Copy out all lines carrying the word "name".

start

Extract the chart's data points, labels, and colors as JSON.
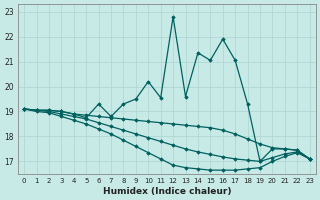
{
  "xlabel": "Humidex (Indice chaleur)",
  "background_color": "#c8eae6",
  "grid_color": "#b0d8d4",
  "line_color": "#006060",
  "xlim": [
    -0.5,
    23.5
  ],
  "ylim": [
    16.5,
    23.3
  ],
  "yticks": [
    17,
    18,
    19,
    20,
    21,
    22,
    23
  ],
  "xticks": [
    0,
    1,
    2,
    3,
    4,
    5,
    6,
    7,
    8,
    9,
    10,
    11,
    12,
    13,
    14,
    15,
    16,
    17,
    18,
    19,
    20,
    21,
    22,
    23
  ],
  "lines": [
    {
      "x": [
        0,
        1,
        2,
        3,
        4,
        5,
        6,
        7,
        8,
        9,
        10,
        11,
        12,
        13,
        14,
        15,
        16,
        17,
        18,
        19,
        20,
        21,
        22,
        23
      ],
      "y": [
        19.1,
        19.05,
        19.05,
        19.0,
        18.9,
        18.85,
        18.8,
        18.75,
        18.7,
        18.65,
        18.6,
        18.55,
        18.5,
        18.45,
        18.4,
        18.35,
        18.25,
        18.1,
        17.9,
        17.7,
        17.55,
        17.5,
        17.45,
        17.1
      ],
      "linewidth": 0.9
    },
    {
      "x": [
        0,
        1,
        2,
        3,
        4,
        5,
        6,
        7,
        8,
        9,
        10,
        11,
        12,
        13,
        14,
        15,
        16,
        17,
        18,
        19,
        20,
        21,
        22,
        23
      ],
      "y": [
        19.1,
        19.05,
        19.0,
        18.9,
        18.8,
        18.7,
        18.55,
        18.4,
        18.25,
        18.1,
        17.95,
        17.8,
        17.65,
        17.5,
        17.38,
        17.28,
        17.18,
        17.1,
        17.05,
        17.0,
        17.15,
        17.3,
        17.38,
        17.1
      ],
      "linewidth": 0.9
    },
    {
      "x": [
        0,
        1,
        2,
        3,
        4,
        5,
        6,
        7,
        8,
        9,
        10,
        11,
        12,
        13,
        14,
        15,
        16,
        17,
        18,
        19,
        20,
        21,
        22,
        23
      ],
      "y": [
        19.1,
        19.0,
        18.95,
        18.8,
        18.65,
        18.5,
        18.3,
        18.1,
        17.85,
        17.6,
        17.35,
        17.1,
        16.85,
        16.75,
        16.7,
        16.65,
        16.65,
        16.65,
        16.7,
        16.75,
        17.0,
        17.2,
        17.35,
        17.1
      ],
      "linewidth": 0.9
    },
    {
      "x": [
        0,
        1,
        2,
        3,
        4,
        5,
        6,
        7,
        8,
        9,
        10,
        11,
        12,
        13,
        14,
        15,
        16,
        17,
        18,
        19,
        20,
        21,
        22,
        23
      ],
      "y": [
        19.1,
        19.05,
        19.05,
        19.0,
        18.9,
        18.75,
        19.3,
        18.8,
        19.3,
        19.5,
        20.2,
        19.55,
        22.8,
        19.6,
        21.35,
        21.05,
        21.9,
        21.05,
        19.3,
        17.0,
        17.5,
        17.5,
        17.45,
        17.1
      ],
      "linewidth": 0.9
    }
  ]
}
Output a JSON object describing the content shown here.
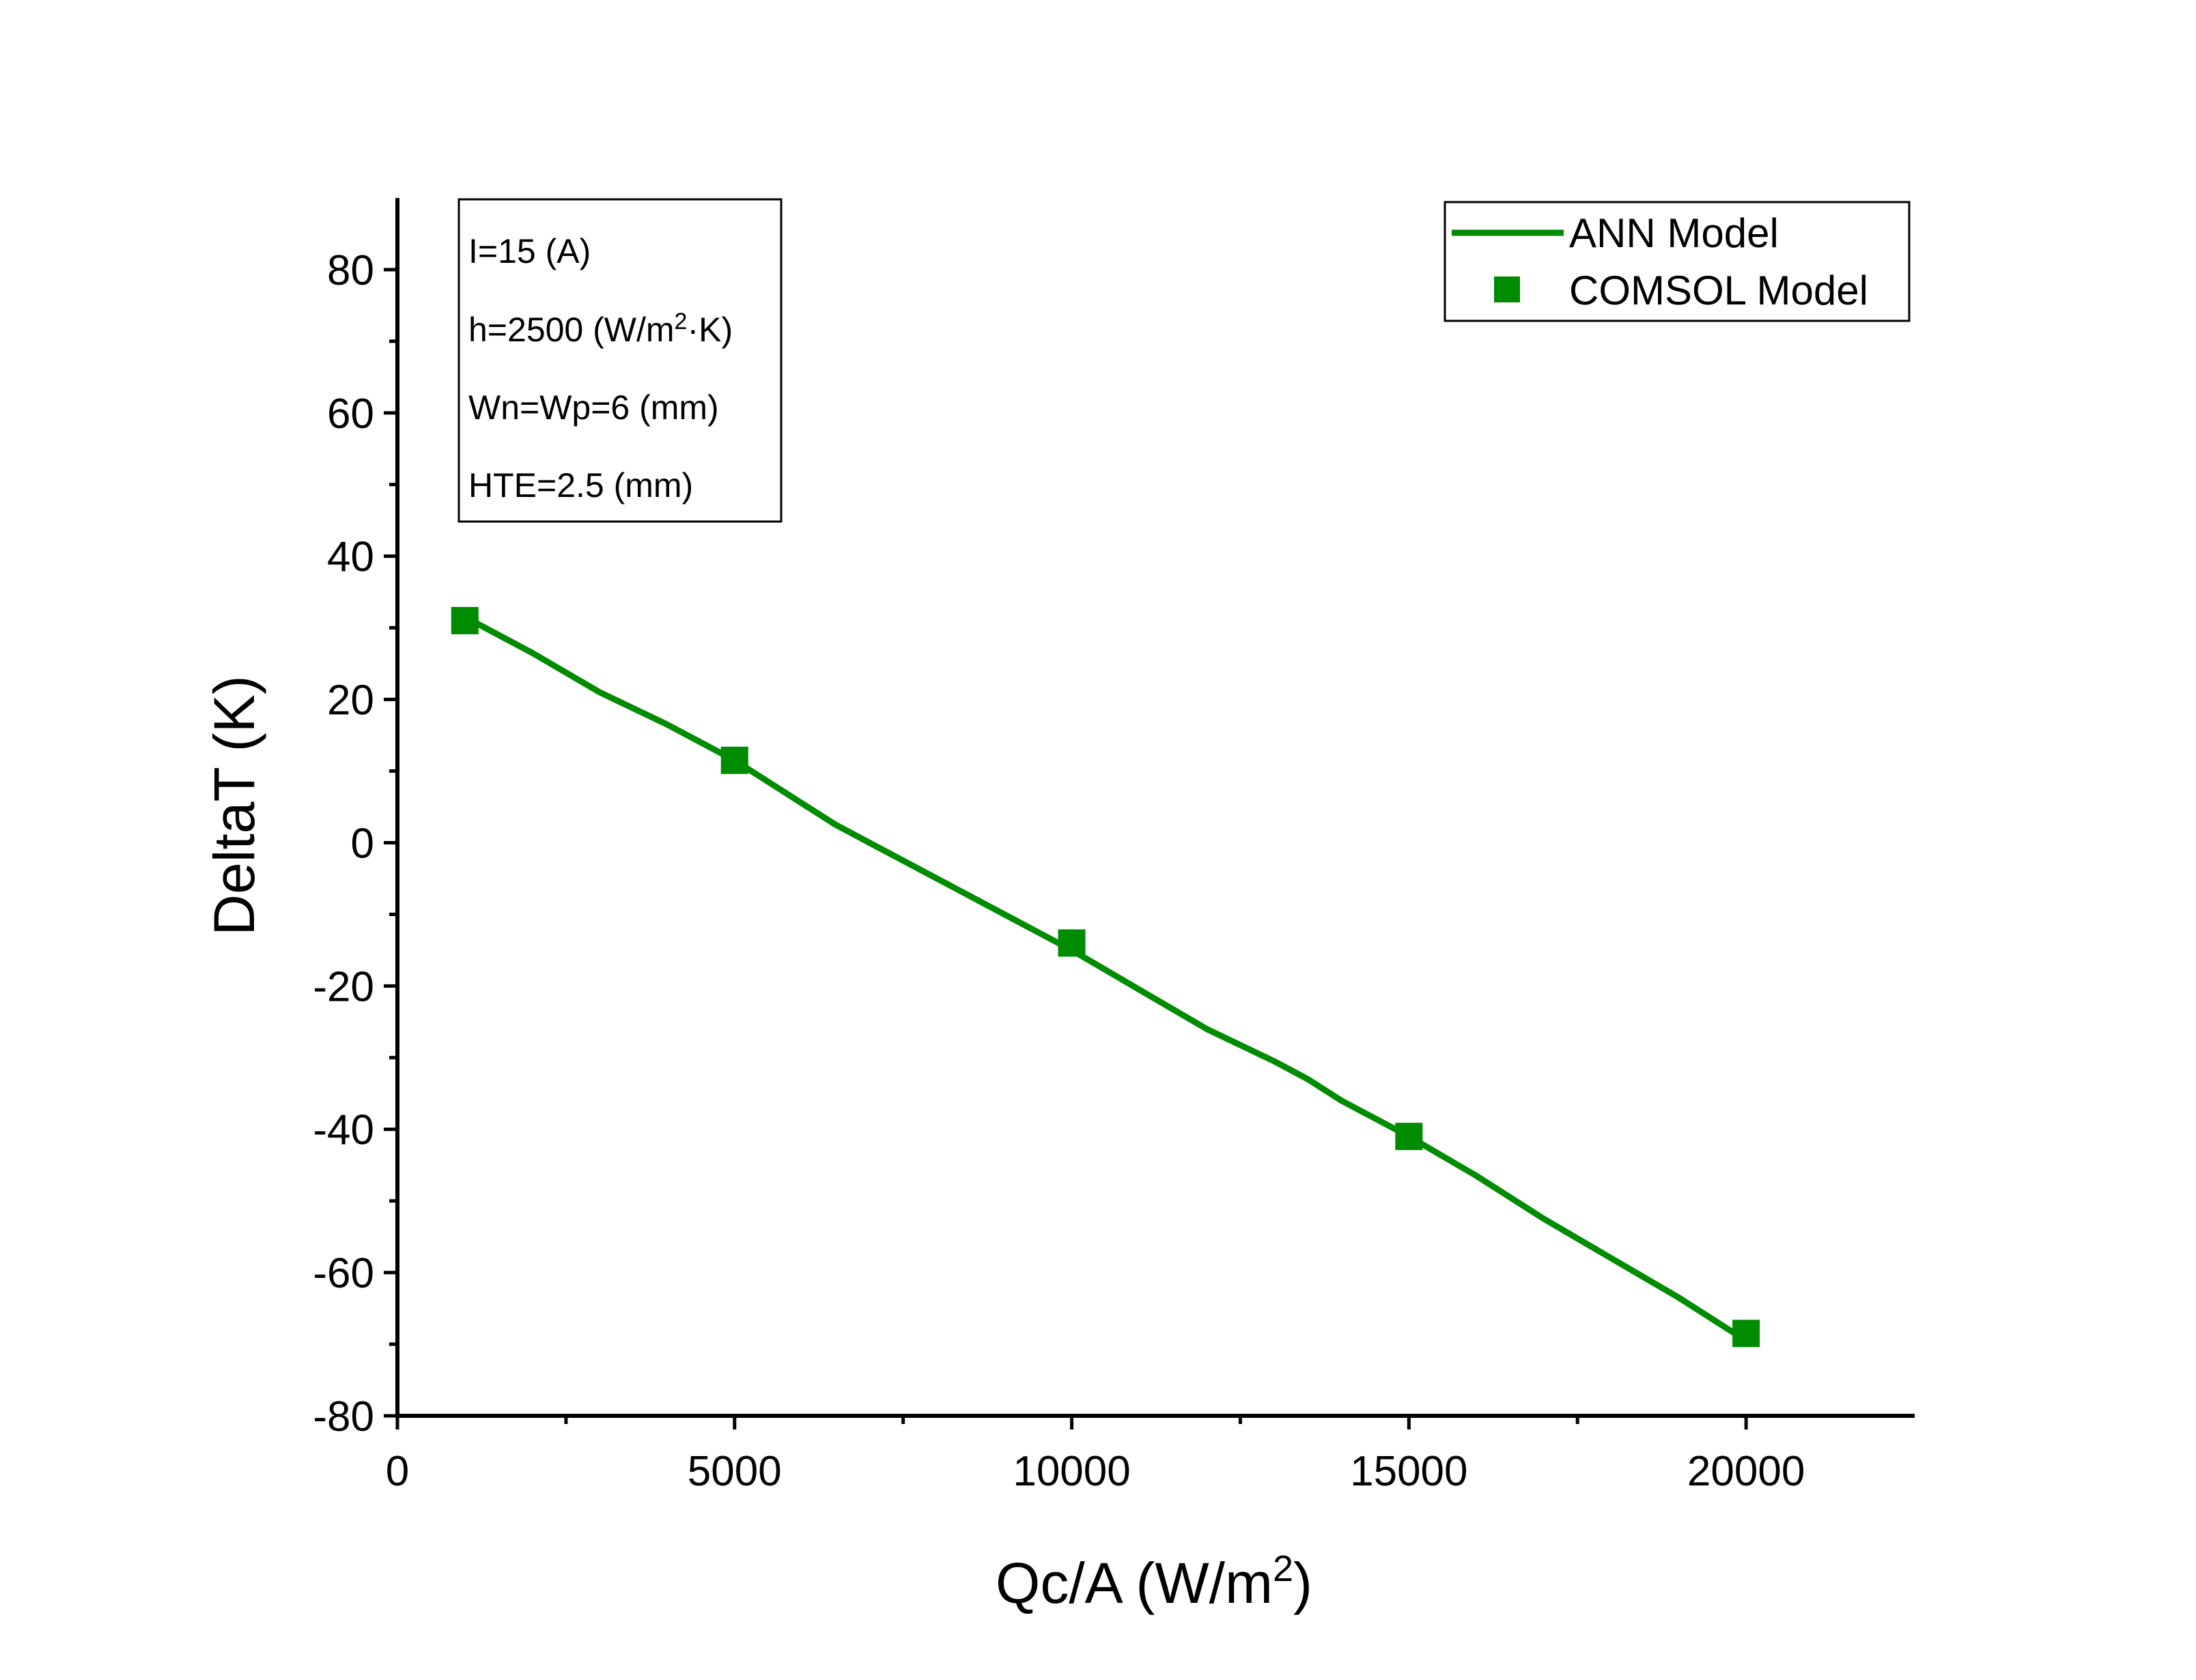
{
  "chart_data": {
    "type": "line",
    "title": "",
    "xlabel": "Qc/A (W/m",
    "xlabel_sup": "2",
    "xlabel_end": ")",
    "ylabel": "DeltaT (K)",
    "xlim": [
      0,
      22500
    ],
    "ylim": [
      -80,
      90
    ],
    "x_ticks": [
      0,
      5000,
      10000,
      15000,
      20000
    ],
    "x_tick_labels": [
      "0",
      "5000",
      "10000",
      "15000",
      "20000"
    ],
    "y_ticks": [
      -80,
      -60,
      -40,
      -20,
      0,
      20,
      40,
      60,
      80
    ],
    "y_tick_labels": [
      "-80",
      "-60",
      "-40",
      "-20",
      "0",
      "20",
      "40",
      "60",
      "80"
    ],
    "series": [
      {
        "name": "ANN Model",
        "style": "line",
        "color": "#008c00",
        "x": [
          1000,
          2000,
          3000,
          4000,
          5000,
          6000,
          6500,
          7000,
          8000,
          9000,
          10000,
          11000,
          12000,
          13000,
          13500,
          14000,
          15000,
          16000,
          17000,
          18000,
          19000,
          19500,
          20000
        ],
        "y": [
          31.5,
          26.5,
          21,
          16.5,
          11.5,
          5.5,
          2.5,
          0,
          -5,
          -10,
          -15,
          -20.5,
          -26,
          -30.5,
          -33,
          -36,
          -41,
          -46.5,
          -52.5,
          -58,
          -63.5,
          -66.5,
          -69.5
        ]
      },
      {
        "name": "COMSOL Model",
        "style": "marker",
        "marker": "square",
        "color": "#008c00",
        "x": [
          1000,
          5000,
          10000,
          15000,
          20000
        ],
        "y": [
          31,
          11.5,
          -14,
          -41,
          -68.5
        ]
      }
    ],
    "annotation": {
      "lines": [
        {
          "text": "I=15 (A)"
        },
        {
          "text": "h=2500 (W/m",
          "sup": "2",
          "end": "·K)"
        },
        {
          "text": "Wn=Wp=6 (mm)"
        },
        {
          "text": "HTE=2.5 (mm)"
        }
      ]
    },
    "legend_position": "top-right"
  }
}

end
start

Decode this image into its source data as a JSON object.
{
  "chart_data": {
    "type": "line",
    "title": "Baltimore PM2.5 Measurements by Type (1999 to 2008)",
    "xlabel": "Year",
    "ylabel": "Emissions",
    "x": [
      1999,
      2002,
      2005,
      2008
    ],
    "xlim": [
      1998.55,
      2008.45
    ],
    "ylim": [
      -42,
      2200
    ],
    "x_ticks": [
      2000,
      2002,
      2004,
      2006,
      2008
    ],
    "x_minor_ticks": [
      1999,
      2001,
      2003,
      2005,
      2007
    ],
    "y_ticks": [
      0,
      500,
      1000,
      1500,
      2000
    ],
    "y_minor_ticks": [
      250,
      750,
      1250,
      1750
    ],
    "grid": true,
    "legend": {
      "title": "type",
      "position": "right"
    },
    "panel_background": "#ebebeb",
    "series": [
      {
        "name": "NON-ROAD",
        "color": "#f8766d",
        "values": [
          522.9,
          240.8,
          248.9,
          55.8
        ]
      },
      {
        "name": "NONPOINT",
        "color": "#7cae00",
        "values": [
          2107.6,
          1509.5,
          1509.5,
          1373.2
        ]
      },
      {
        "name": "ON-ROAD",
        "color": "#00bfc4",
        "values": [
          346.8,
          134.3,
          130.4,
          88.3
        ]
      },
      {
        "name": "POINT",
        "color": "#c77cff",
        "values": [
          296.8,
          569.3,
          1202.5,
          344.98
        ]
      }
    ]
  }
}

end

### ANSWER IN FULL
        "name": "ANN Model",
        "name": "COMSOL Model",
        "name": "NON-ROAD",
        "name": "NONPOINT",
        "name": "ON-ROAD",
        "name": "POINT",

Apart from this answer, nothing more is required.